Stated exercise >> Scan the entries for the string "color" and give the number of lines that have it, nothing further.

Figure record listings:
------------------------

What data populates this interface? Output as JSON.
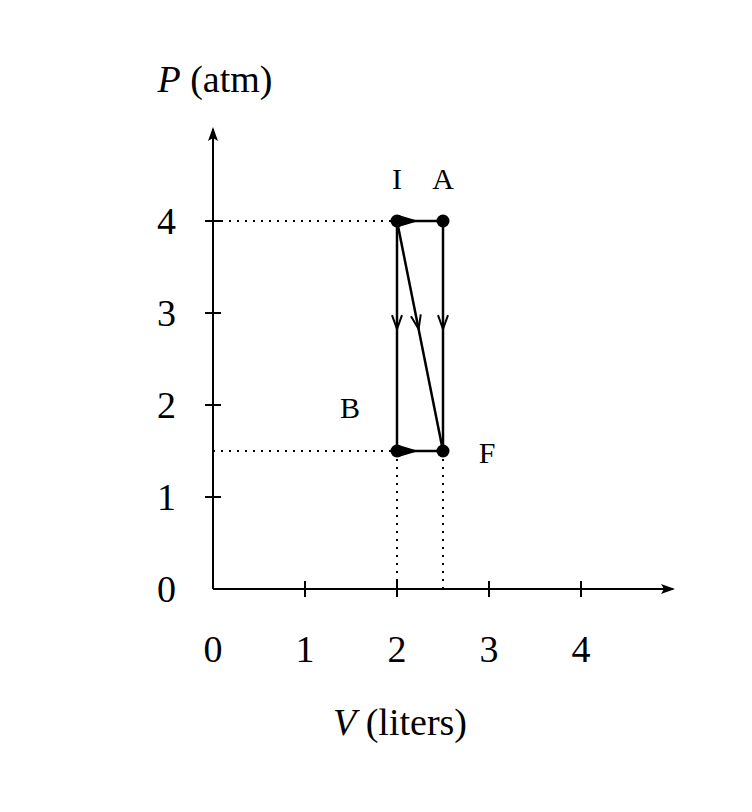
{
  "chart_data": {
    "type": "line",
    "x_label": "V (liters)",
    "y_label": "P (atm)",
    "xlim": [
      0,
      5
    ],
    "ylim": [
      0,
      5
    ],
    "xticks": [
      0,
      1,
      2,
      3,
      4
    ],
    "yticks": [
      0,
      1,
      2,
      3,
      4
    ],
    "color": "#000000",
    "points": [
      {
        "label": "I",
        "x": 2,
        "y": 4
      },
      {
        "label": "A",
        "x": 2.5,
        "y": 4
      },
      {
        "label": "B",
        "x": 2,
        "y": 1.5
      },
      {
        "label": "F",
        "x": 2.5,
        "y": 1.5
      }
    ],
    "series": [
      {
        "x": [
          2,
          2.5
        ],
        "values": [
          4,
          4
        ]
      },
      {
        "x": [
          2.5,
          2.5
        ],
        "values": [
          4,
          1.5
        ]
      },
      {
        "x": [
          2,
          2
        ],
        "values": [
          4,
          1.5
        ]
      },
      {
        "x": [
          2,
          2.5
        ],
        "values": [
          1.5,
          1.5
        ]
      },
      {
        "x": [
          2,
          2.5
        ],
        "values": [
          4,
          1.5
        ]
      }
    ]
  }
}
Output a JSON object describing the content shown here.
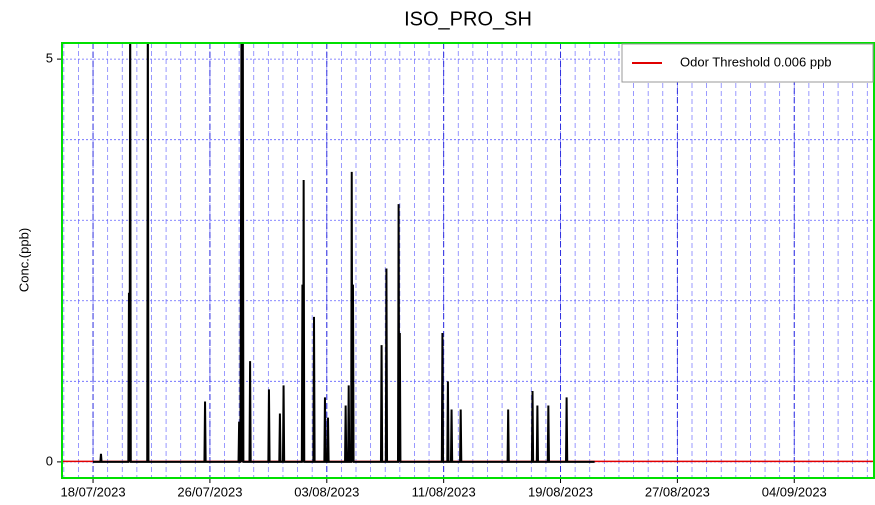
{
  "chart_data": {
    "type": "line",
    "title": "ISO_PRO_SH",
    "y_label": "Conc.(ppb)",
    "xlim": [
      "2023-07-15T21:00",
      "2023-09-09T11:00"
    ],
    "xticks": [
      {
        "value": "2023-07-18",
        "label": "18/07/2023"
      },
      {
        "value": "2023-07-26",
        "label": "26/07/2023"
      },
      {
        "value": "2023-08-03",
        "label": "03/08/2023"
      },
      {
        "value": "2023-08-11",
        "label": "11/08/2023"
      },
      {
        "value": "2023-08-19",
        "label": "19/08/2023"
      },
      {
        "value": "2023-08-27",
        "label": "27/08/2023"
      },
      {
        "value": "2023-09-04",
        "label": "04/09/2023"
      }
    ],
    "x_minor_grid_days": 1,
    "ylim": [
      -0.2,
      5.2
    ],
    "yticks": [
      0,
      5
    ],
    "y_minor_ticks": [
      1,
      2,
      3,
      4
    ],
    "grid": true,
    "legend": "upper right",
    "series": [
      {
        "color": "#000000",
        "x": [
          "2023-07-18T00:00",
          "2023-07-18T12:00",
          "2023-07-18T13:00",
          "2023-07-18T14:00",
          "2023-07-20T10:00",
          "2023-07-20T11:00",
          "2023-07-20T12:00",
          "2023-07-20T13:00",
          "2023-07-20T14:00",
          "2023-07-21T17:00",
          "2023-07-21T18:00",
          "2023-07-21T19:00",
          "2023-07-25T15:00",
          "2023-07-25T16:00",
          "2023-07-25T17:00",
          "2023-07-27T23:00",
          "2023-07-28T00:00",
          "2023-07-28T01:00",
          "2023-07-28T02:00",
          "2023-07-28T03:00",
          "2023-07-28T04:00",
          "2023-07-28T05:00",
          "2023-07-28T06:00",
          "2023-07-28T07:00",
          "2023-07-28T17:00",
          "2023-07-28T18:00",
          "2023-07-28T19:00",
          "2023-07-30T00:00",
          "2023-07-30T01:00",
          "2023-07-30T02:00",
          "2023-07-30T18:00",
          "2023-07-30T19:00",
          "2023-07-30T20:00",
          "2023-07-31T00:00",
          "2023-07-31T01:00",
          "2023-07-31T02:00",
          "2023-08-01T07:00",
          "2023-08-01T08:00",
          "2023-08-01T09:00",
          "2023-08-01T10:00",
          "2023-08-01T11:00",
          "2023-08-02T02:00",
          "2023-08-02T03:00",
          "2023-08-02T04:00",
          "2023-08-02T20:00",
          "2023-08-02T21:00",
          "2023-08-02T22:00",
          "2023-08-03T01:00",
          "2023-08-03T02:00",
          "2023-08-03T03:00",
          "2023-08-04T06:00",
          "2023-08-04T07:00",
          "2023-08-04T08:00",
          "2023-08-04T11:00",
          "2023-08-04T12:00",
          "2023-08-04T13:00",
          "2023-08-04T16:00",
          "2023-08-04T17:00",
          "2023-08-04T18:00",
          "2023-08-04T19:00",
          "2023-08-04T20:00",
          "2023-08-06T17:00",
          "2023-08-06T18:00",
          "2023-08-06T19:00",
          "2023-08-07T01:00",
          "2023-08-07T02:00",
          "2023-08-07T03:00",
          "2023-08-07T21:00",
          "2023-08-07T22:00",
          "2023-08-07T23:00",
          "2023-08-08T00:00",
          "2023-08-08T01:00",
          "2023-08-10T21:00",
          "2023-08-10T22:00",
          "2023-08-10T23:00",
          "2023-08-11T06:00",
          "2023-08-11T07:00",
          "2023-08-11T08:00",
          "2023-08-11T12:00",
          "2023-08-11T13:00",
          "2023-08-11T14:00",
          "2023-08-12T03:00",
          "2023-08-12T04:00",
          "2023-08-12T05:00",
          "2023-08-15T09:00",
          "2023-08-15T10:00",
          "2023-08-15T11:00",
          "2023-08-17T01:00",
          "2023-08-17T02:00",
          "2023-08-17T03:00",
          "2023-08-17T09:00",
          "2023-08-17T10:00",
          "2023-08-17T11:00",
          "2023-08-18T03:00",
          "2023-08-18T04:00",
          "2023-08-18T05:00",
          "2023-08-19T09:00",
          "2023-08-19T10:00",
          "2023-08-19T11:00",
          "2023-08-21T08:00"
        ],
        "values": [
          0,
          0,
          0.1,
          0,
          0,
          2.1,
          0,
          6,
          0,
          0,
          6,
          0,
          0,
          0.75,
          0,
          0,
          0.5,
          0,
          0,
          2.7,
          6,
          0,
          6,
          0,
          0,
          1.25,
          0,
          0,
          0.9,
          0,
          0,
          0.6,
          0,
          0,
          0.95,
          0,
          0,
          2.2,
          0,
          3.5,
          0,
          0,
          1.8,
          0,
          0,
          0.8,
          0,
          0,
          0.55,
          0,
          0,
          0.7,
          0,
          0,
          0.95,
          0,
          0,
          3.6,
          0,
          2.2,
          0,
          0,
          1.45,
          0,
          0,
          2.4,
          0,
          0,
          3.2,
          0,
          1.6,
          0,
          0,
          1.6,
          0,
          0,
          1.0,
          0,
          0,
          0.65,
          0,
          0,
          0.65,
          0,
          0,
          0.65,
          0,
          0,
          0.88,
          0,
          0,
          0.7,
          0,
          0,
          0.7,
          0,
          0,
          0.8,
          0,
          0
        ]
      },
      {
        "name": "Odor Threshold 0.006 ppb",
        "color": "#e00000",
        "x": [
          "2023-07-15T21:00",
          "2023-09-09T11:00"
        ],
        "values": [
          0.006,
          0.006
        ]
      }
    ]
  }
}
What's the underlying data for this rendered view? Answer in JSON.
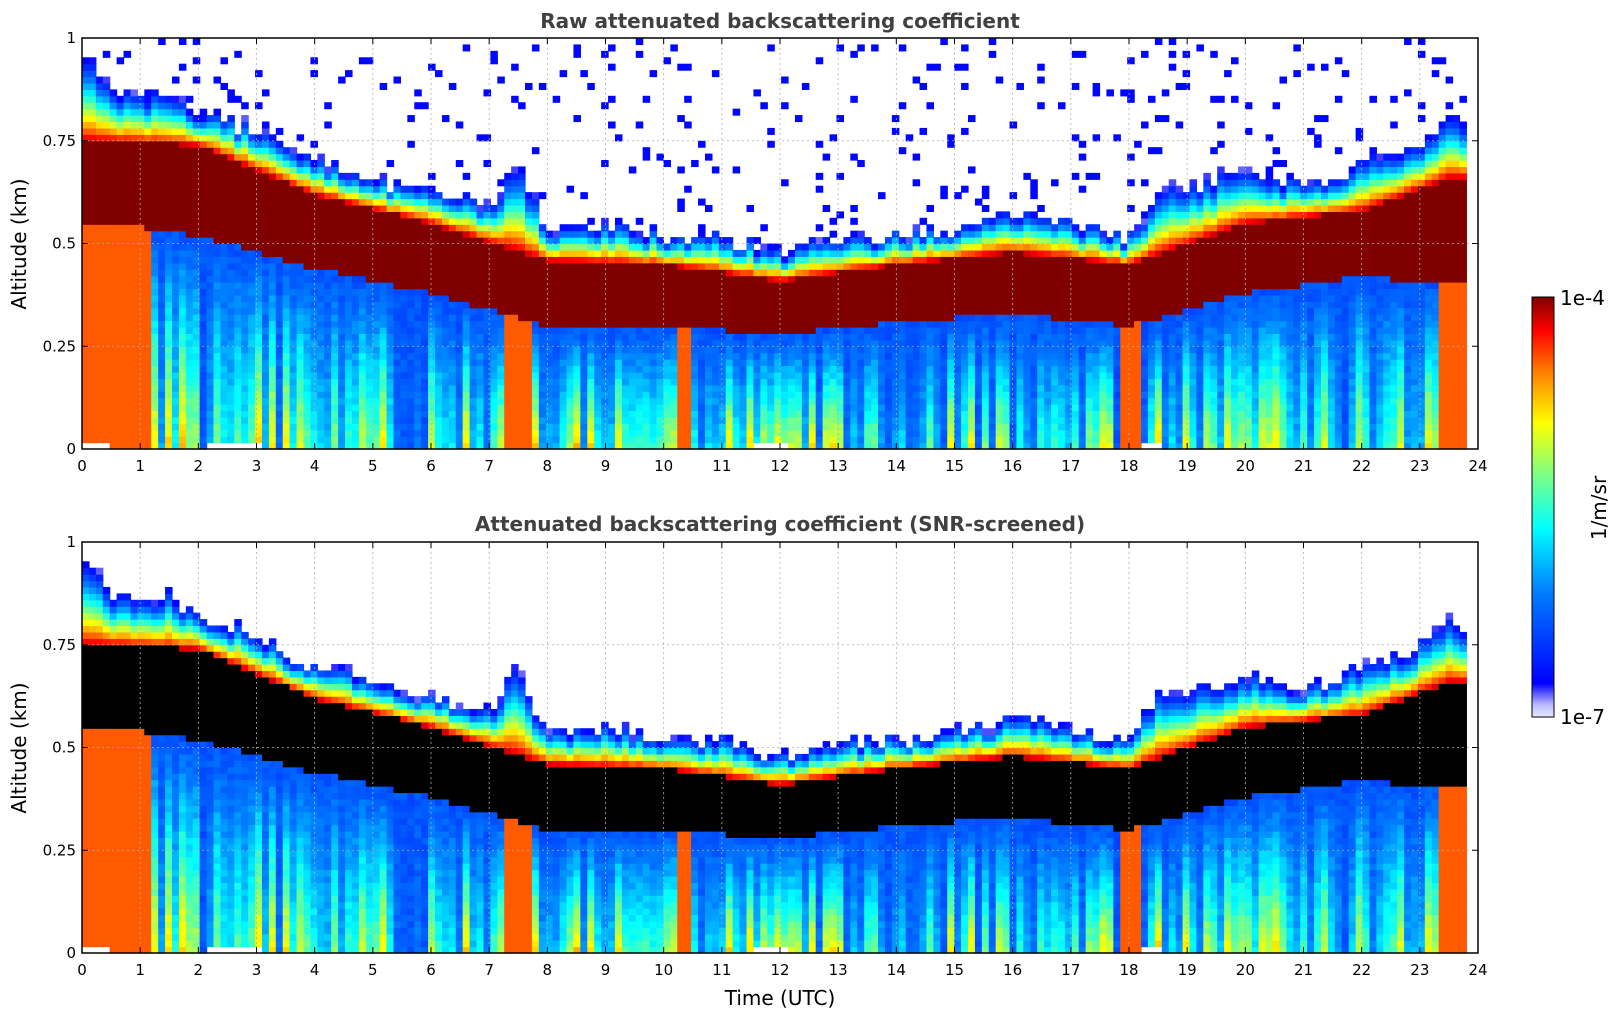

------------------------

Solution to this exercise >> 3